(Collected data entries)
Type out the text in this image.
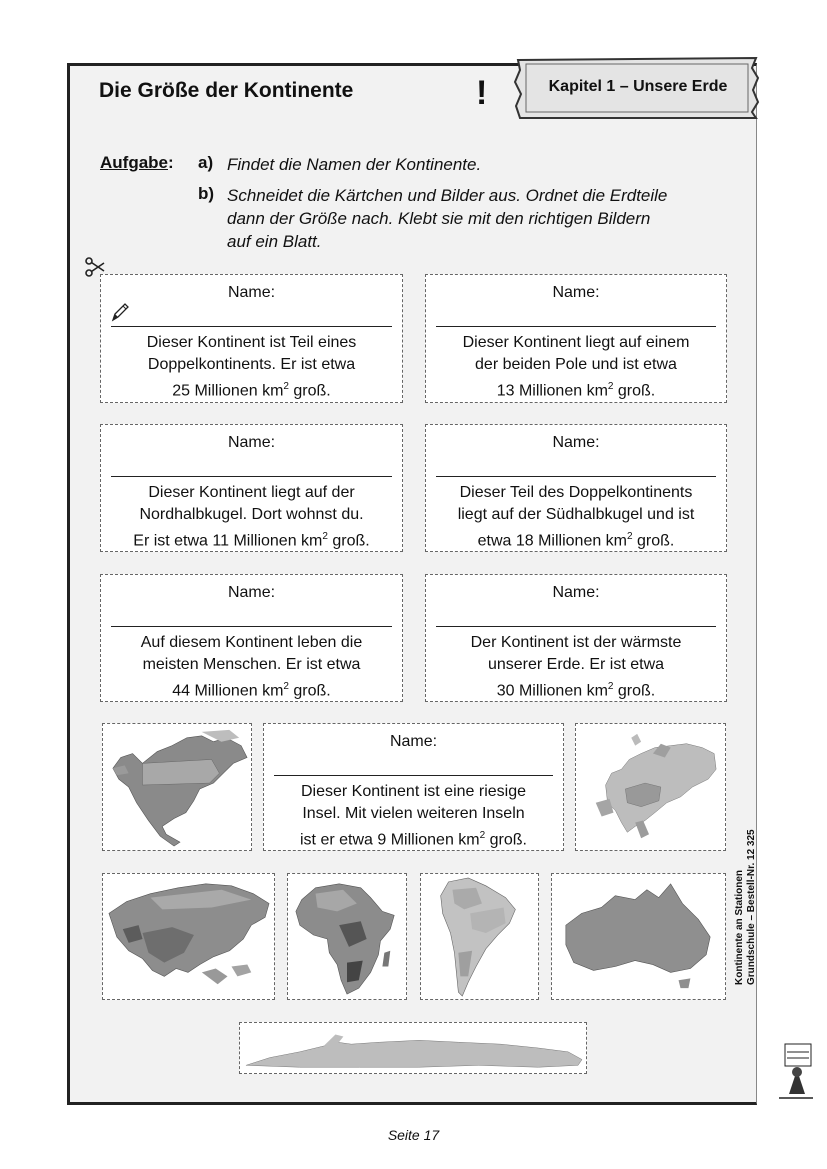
Die Größe der Kontinente	!	Kapitel 1 – Unsere Erde
Aufgabe: a) Findet die Namen der Kontinente.
b) Schneidet die Kärtchen und Bilder aus. Ordnet die Erdteile
dann der Größe nach. Klebt sie mit den richtigen Bildern
auf ein Blatt.
Name:
Dieser Kontinent ist Teil eines
Doppelkontinents. Er ist etwa
25 Millionen $km^2$ groß.
Name:
Dieser Kontinent liegt auf einem
der beiden Pole und ist etwa
13 Millionen $km^2$ groß.
Name:
Dieser Kontinent liegt auf der
Nordhalbkugel. Dort wohnst du.
Er ist etwa 11 Millionen $km^2$ groß.
Name:
Dieser Teil des Doppelkontinents
liegt auf der Südhalbkugel und ist
etwa 18 Millionen $km^2$ groß.
Name:
Auf diesem Kontinent leben die
meisten Menschen. Er ist etwa
44 Millionen $km^2$ groß.
Name:
Der Kontinent ist der wärmste
unserer Erde. Er ist etwa
30 Millionen $km^2$ groß.
Name:
Dieser Kontinent ist eine riesige
Insel. Mit vielen weiteren Inseln
ist er etwa 9 Millionen $km^2$ groß.
Seite 17
Kontinente an Stationen Grundschule – Bestell-Nr. 12 325
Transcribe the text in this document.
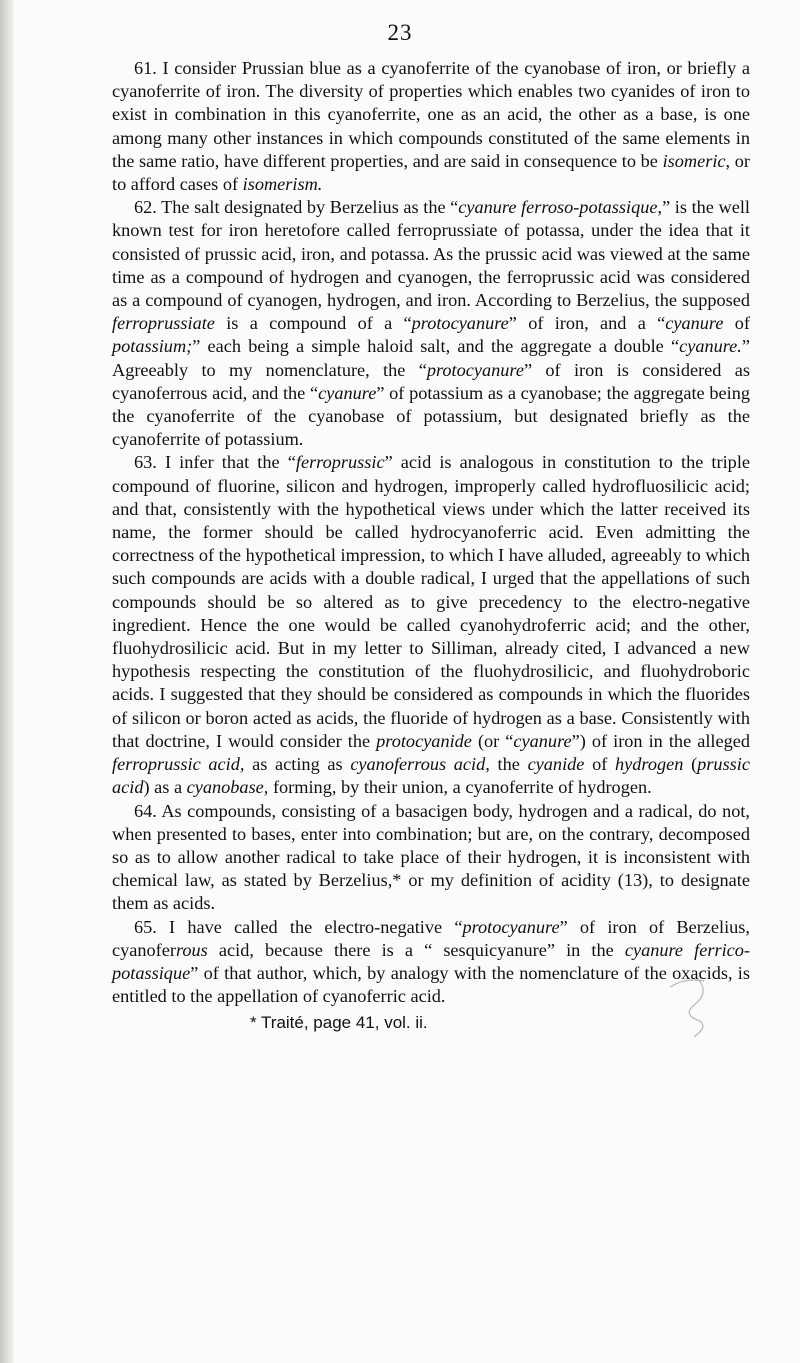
23

61. I consider Prussian blue as a cyanoferrite of the cyanobase of iron, or briefly a cyanoferrite of iron. The diversity of properties which enables two cyanides of iron to exist in combination in this cyanoferrite, one as an acid, the other as a base, is one among many other instances in which compounds constituted of the same elements in the same ratio, have different properties, and are said in consequence to be isomeric, or to afford cases of isomerism.

62. The salt designated by Berzelius as the “cyanure ferroso-potassique,” is the well known test for iron heretofore called ferroprussiate of potassa, under the idea that it consisted of prussic acid, iron, and potassa. As the prussic acid was viewed at the same time as a compound of hydrogen and cyanogen, the ferroprussic acid was considered as a compound of cyanogen, hydrogen, and iron. According to Berzelius, the supposed ferroprussiate is a compound of a “protocyanure” of iron, and a “cyanure of potassium;” each being a simple haloid salt, and the aggregate a double “cyanure.” Agreeably to my nomenclature, the “protocyanure” of iron is considered as cyanoferrous acid, and the “cyanure” of potassium as a cyanobase; the aggregate being the cyanoferrite of the cyanobase of potassium, but designated briefly as the cyanoferrite of potassium.

63. I infer that the “ferroprussic” acid is analogous in constitution to the triple compound of fluorine, silicon and hydrogen, improperly called hydrofluosilicic acid; and that, consistently with the hypothetical views under which the latter received its name, the former should be called hydrocyanoferric acid. Even admitting the correctness of the hypothetical impression, to which I have alluded, agreeably to which such compounds are acids with a double radical, I urged that the appellations of such compounds should be so altered as to give precedency to the electro-negative ingredient. Hence the one would be called cyanohydroferric acid; and the other, fluohydrosilicic acid. But in my letter to Silliman, already cited, I advanced a new hypothesis respecting the constitution of the fluohydrosilicic, and fluohydroboric acids. I suggested that they should be considered as compounds in which the fluorides of silicon or boron acted as acids, the fluoride of hydrogen as a base. Consistently with that doctrine, I would consider the protocyanide (or “cyanure”) of iron in the alleged ferroprussic acid, as acting as cyanoferrous acid, the cyanide of hydrogen (prussic acid) as a cyanobase, forming, by their union, a cyanoferrite of hydrogen.

64. As compounds, consisting of a basacigen body, hydrogen and a radical, do not, when presented to bases, enter into combination; but are, on the contrary, decomposed so as to allow another radical to take place of their hydrogen, it is inconsistent with chemical law, as stated by Berzelius,* or my definition of acidity (13), to designate them as acids.

65. I have called the electro-negative “protocyanure” of iron of Berzelius, cyanoferrous acid, because there is a “ sesquicyanure” in the cyanure ferrico-potassique” of that author, which, by analogy with the nomenclature of the oxacids, is entitled to the appellation of cyanoferric acid.

* Traité, page 41, vol. ii.
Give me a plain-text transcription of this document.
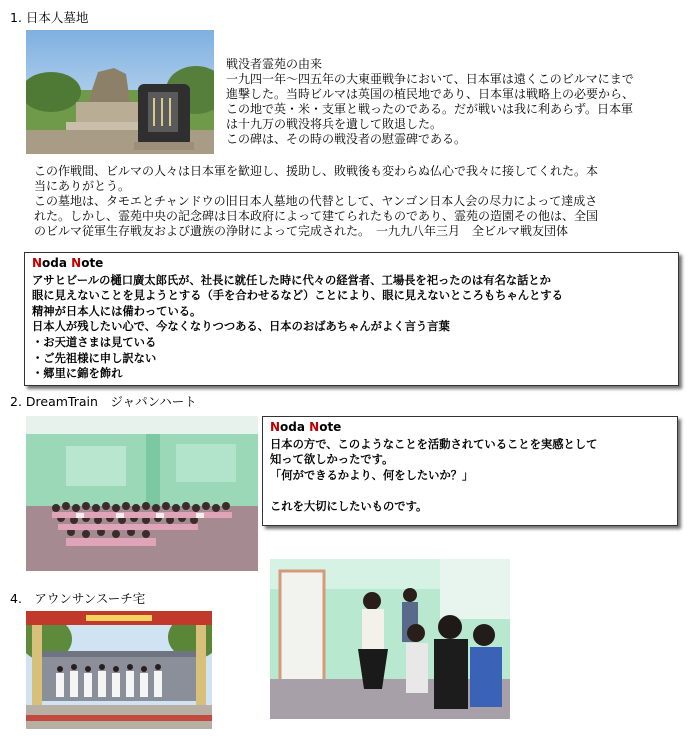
1. 日本人墓地

戦没者霊苑の由来

一九四一年～四五年の大東亜戦争において、日本軍は遠くこのビルマにまで

進撃した。当時ビルマは英国の植民地であり、日本軍は戦略上の必要から、

この地で英・米・支軍と戦ったのである。だが戦いは我に利あらず。日本軍

は十九万の戦没将兵を遺して敗退した。

この碑は、その時の戦没者の慰霊碑である。

この作戦間、ビルマの人々は日本軍を歓迎し、援助し、敗戦後も変わらぬ仏心で我々に接してくれた。本

当にありがとう。

この墓地は、タモエとチャンドウの旧日本人墓地の代替として、ヤンゴン日本人会の尽力によって達成さ

れた。しかし、霊苑中央の記念碑は日本政府によって建てられたものであり、霊苑の造園その他は、全国

のビルマ従軍生存戦友および遺族の浄財によって完成された。　一九九八年三月　全ビルマ戦友団体

Noda Note

アサヒビールの樋口廣太郎氏が、社長に就任した時に代々の経営者、工場長を祀ったのは有名な話とか

眼に見えないことを見ようとする（手を合わせるなど）ことにより、眼に見えないところもちゃんとする

精神が日本人には備わっている。

日本人が残したい心で、今なくなりつつある、日本のおばあちゃんがよく言う言葉

・お天道さまは見ている

・ご先祖様に申し訳ない

・郷里に錦を飾れ

2. DreamTrain　ジャパンハート
Noda Note

日本の方で、このようなことを活動されていることを実感として

知って欲しかったです。

「何ができるかより、何をしたいか？」

これを大切にしたいものです。

4.　アウンサンスーチ宅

• _CHALLENGE_
Search the data for "Doppelkontinents". Copy every line that has it.

• _COMPLETED EXERCISE_
Doppelkontinents. Er ist etwa
Dieser Teil des Doppelkontinents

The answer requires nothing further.